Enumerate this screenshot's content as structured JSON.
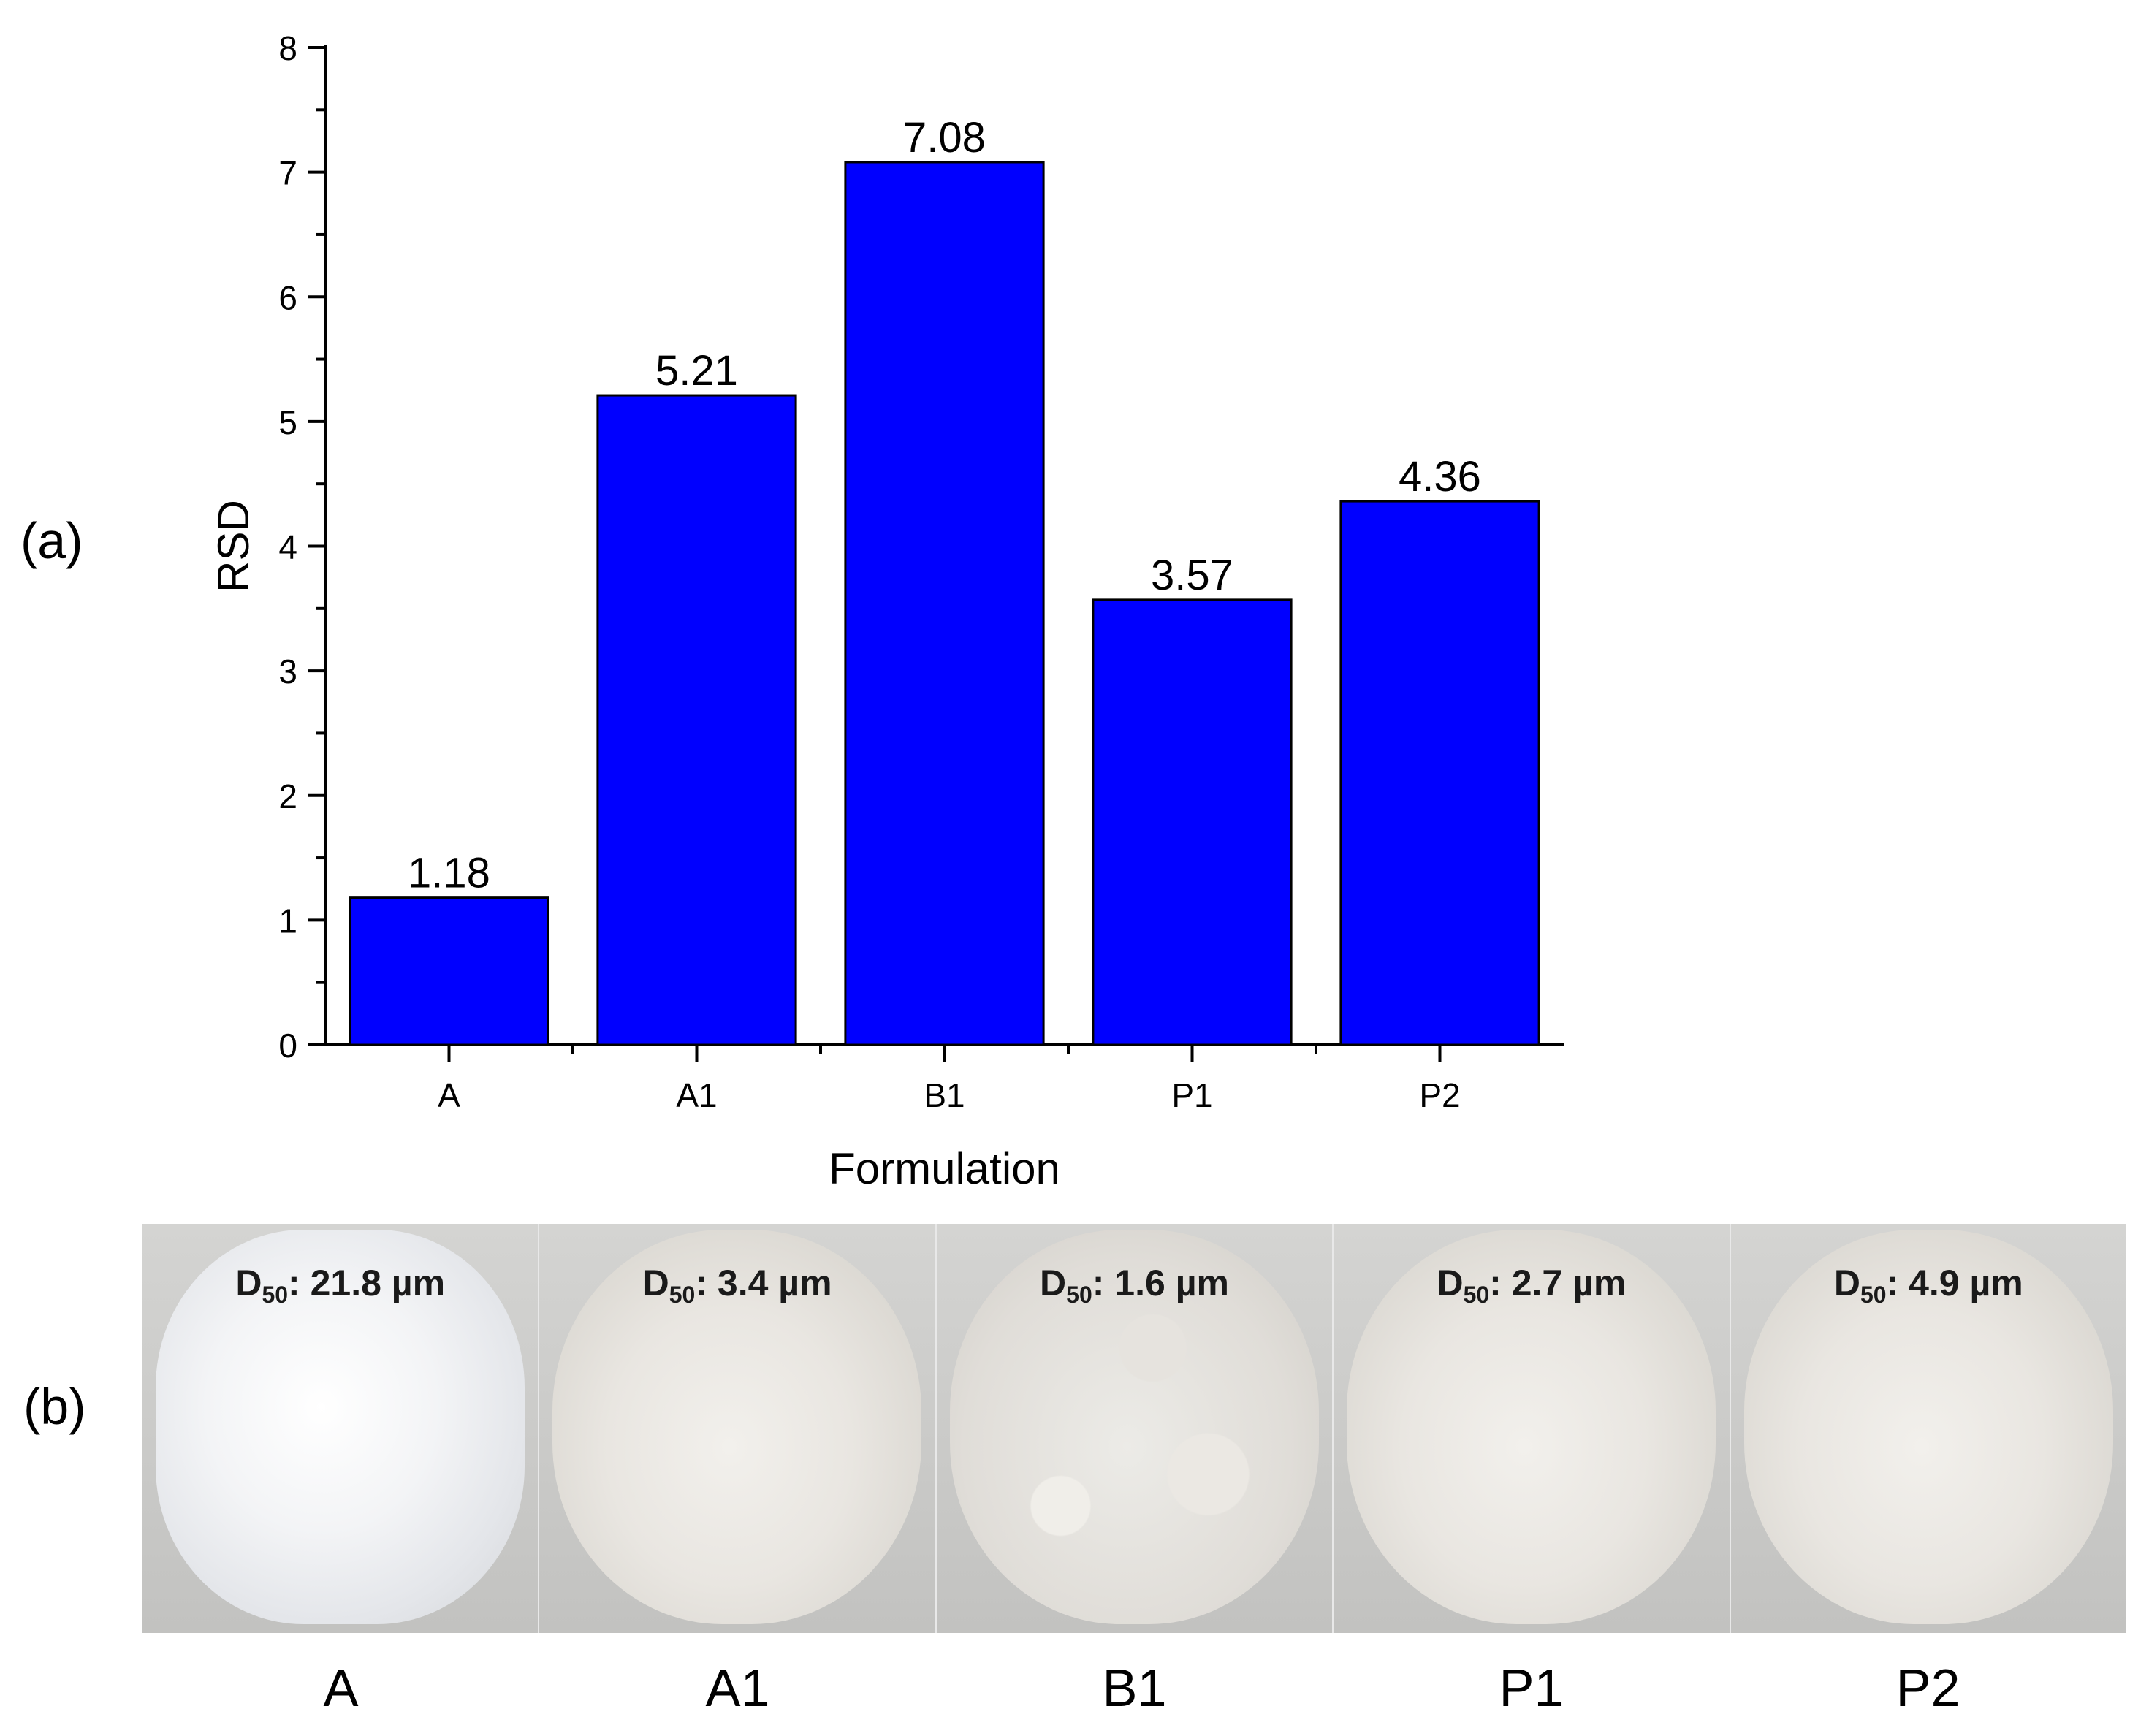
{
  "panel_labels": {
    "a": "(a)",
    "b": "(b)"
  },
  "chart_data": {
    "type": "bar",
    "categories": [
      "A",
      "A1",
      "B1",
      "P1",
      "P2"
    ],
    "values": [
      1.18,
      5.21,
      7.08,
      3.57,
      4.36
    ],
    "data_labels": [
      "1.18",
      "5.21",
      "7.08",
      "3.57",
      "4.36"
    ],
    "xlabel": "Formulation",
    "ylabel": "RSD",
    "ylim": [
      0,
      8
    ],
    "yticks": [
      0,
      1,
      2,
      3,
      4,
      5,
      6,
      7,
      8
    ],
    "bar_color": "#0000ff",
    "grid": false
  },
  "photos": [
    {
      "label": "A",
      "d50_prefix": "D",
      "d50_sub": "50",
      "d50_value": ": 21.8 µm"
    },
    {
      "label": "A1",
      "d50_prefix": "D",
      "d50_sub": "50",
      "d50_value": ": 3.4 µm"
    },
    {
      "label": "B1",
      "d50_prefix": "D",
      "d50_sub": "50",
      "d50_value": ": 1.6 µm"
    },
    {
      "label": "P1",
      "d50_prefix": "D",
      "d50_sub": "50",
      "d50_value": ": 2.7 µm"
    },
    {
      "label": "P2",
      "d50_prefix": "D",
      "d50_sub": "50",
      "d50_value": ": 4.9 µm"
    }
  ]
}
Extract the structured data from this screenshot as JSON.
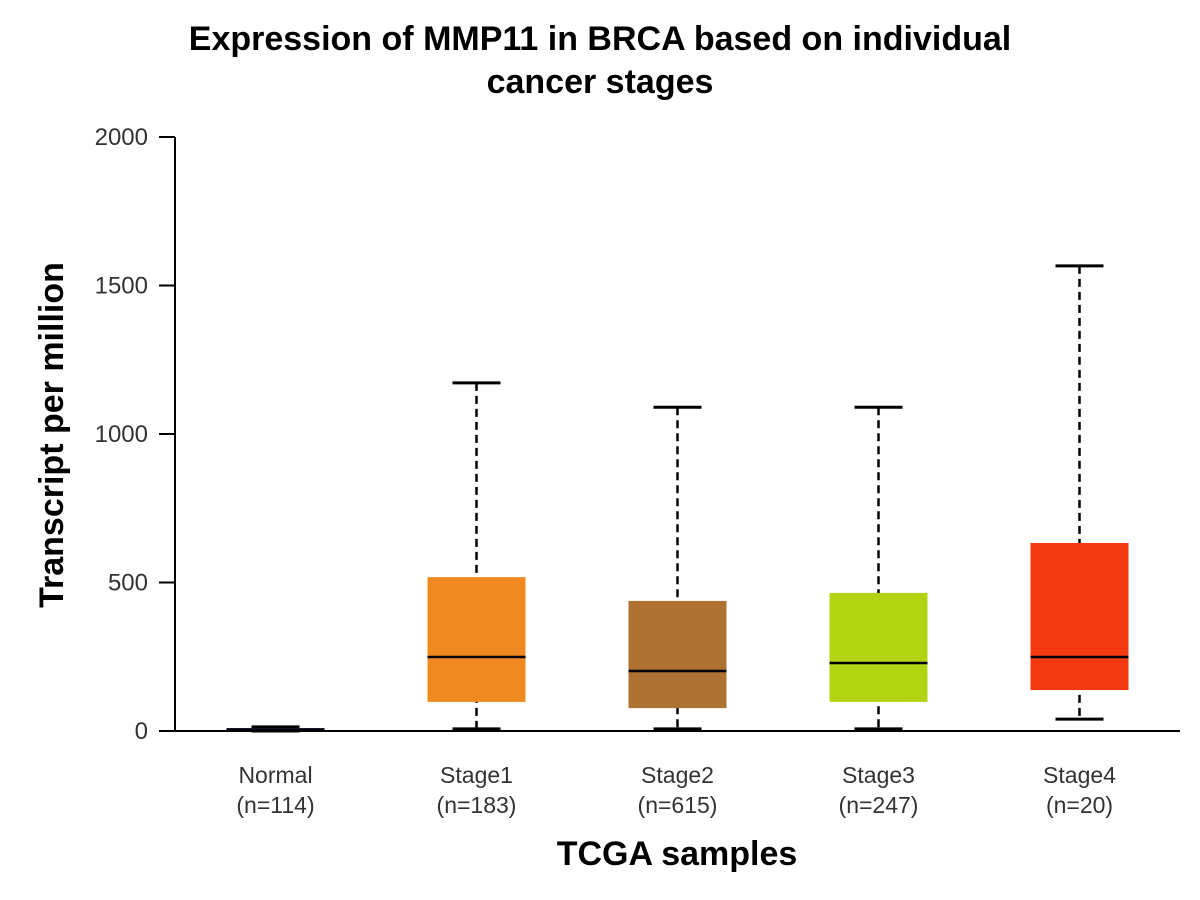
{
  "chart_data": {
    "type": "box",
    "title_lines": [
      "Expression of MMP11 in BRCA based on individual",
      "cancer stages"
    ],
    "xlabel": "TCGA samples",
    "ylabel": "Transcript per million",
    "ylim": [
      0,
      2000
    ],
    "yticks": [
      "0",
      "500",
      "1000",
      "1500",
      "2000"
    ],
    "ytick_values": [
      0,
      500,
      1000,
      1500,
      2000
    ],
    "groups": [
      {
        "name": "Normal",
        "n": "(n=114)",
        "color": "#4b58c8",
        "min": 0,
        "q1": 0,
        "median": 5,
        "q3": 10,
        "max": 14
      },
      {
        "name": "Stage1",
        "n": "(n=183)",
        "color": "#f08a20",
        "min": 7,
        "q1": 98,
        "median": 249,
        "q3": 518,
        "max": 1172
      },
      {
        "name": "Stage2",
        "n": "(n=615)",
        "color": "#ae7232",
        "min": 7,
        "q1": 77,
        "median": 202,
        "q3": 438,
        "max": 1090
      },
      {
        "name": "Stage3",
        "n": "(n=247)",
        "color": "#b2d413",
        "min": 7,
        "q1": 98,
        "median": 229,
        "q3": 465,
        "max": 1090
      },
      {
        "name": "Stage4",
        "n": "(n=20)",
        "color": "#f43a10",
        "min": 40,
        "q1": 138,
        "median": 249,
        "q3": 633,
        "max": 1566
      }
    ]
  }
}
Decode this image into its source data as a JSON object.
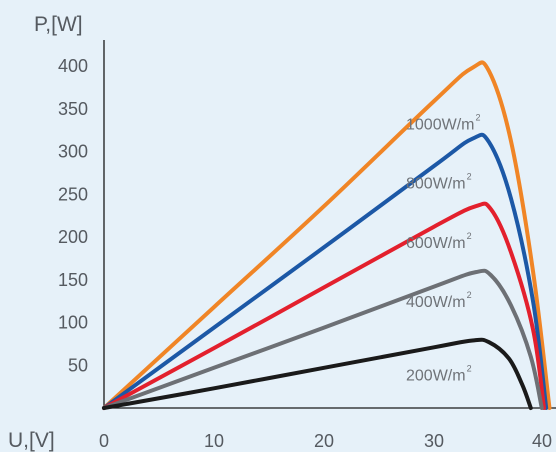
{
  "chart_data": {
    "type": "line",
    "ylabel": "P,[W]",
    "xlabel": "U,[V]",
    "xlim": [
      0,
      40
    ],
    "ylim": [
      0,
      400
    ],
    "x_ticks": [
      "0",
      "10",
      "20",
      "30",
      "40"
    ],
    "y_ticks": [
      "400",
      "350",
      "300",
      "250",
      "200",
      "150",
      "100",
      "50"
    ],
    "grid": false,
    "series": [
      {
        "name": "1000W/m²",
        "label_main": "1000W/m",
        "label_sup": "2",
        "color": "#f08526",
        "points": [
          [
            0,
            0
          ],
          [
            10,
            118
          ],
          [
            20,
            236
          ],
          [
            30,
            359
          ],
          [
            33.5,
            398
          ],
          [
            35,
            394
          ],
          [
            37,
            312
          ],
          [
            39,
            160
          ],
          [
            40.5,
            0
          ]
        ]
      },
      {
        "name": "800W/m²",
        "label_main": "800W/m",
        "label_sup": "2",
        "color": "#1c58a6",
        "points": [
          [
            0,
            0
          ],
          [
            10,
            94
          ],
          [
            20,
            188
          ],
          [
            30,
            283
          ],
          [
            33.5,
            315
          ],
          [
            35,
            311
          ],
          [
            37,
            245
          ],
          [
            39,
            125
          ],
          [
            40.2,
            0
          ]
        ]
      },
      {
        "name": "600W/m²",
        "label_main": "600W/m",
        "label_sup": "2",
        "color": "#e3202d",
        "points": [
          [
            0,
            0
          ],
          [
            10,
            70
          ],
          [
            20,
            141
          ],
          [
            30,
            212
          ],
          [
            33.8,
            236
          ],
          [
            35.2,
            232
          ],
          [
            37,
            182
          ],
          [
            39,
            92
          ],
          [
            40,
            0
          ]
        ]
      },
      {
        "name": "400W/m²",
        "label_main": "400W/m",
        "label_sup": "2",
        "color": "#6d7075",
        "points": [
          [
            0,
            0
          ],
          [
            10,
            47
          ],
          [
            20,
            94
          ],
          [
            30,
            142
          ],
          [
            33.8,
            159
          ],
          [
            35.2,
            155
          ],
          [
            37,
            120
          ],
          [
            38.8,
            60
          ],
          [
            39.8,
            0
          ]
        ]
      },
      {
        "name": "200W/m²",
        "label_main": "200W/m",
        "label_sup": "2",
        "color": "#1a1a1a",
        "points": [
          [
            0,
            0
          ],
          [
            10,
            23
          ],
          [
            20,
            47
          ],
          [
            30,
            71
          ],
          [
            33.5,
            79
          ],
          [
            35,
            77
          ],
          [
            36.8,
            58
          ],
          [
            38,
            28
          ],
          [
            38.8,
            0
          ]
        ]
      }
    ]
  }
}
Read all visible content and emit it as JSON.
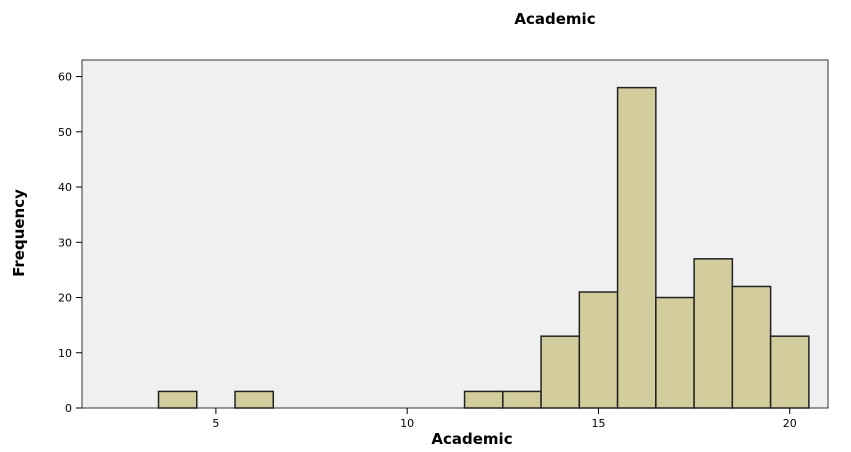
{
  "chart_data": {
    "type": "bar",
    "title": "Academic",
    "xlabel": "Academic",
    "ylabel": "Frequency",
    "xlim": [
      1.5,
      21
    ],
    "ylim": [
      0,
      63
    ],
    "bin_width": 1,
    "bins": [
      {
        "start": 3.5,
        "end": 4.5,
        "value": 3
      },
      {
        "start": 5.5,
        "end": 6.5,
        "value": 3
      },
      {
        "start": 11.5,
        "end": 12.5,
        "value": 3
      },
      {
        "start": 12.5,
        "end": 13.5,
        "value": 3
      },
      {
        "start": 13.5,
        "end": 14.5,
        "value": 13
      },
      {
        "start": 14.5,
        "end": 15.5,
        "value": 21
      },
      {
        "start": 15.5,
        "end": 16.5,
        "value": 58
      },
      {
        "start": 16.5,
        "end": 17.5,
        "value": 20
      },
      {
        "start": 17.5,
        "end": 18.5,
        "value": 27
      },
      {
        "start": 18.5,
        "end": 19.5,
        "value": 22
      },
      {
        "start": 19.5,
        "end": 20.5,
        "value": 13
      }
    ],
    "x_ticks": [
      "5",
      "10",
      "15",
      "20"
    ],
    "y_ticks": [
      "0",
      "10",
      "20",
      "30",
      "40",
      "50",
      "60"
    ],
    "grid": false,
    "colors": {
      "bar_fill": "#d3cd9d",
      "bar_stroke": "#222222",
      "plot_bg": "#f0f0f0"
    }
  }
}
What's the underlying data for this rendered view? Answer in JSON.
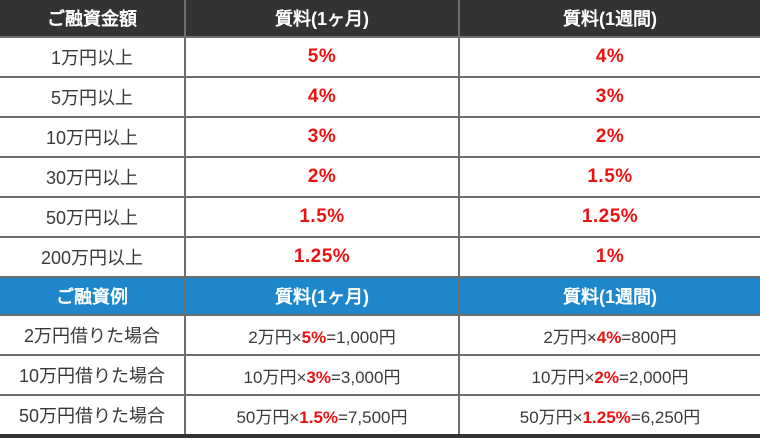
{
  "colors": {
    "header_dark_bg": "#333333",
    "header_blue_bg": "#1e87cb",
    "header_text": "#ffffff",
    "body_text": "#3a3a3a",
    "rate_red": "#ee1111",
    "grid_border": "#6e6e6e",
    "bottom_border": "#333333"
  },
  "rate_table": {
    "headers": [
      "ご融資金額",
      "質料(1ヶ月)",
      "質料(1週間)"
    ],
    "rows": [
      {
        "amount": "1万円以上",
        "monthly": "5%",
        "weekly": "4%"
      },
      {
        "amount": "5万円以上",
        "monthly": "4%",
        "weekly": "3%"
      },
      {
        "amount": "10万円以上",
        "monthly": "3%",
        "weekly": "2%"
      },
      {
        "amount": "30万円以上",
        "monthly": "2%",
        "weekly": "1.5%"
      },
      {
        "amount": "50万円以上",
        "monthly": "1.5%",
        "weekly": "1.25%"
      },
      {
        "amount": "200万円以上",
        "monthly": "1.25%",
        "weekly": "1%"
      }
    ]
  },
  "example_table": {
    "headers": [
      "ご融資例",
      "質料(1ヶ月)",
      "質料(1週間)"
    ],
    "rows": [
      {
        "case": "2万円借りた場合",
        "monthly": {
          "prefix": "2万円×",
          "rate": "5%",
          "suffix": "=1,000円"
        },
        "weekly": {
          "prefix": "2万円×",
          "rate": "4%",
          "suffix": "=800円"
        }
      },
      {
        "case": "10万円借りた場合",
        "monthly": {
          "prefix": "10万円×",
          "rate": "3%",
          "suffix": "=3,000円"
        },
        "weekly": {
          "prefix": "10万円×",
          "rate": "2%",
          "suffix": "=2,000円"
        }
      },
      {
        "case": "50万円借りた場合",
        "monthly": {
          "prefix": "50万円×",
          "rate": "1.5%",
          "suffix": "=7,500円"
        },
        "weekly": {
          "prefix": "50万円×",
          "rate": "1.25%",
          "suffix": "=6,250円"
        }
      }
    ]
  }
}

▶ _THE EXERCISE_:
Of the lines above, copy each that contains "this".

▶ _PROBLEM SOLUTION_:
Enumerate this screenshot's content as structured JSON.
Extract the structured data from this screenshot as JSON.
Decode this image into its source data as a JSON object.
What's the underlying data for this rendered view? Answer in JSON.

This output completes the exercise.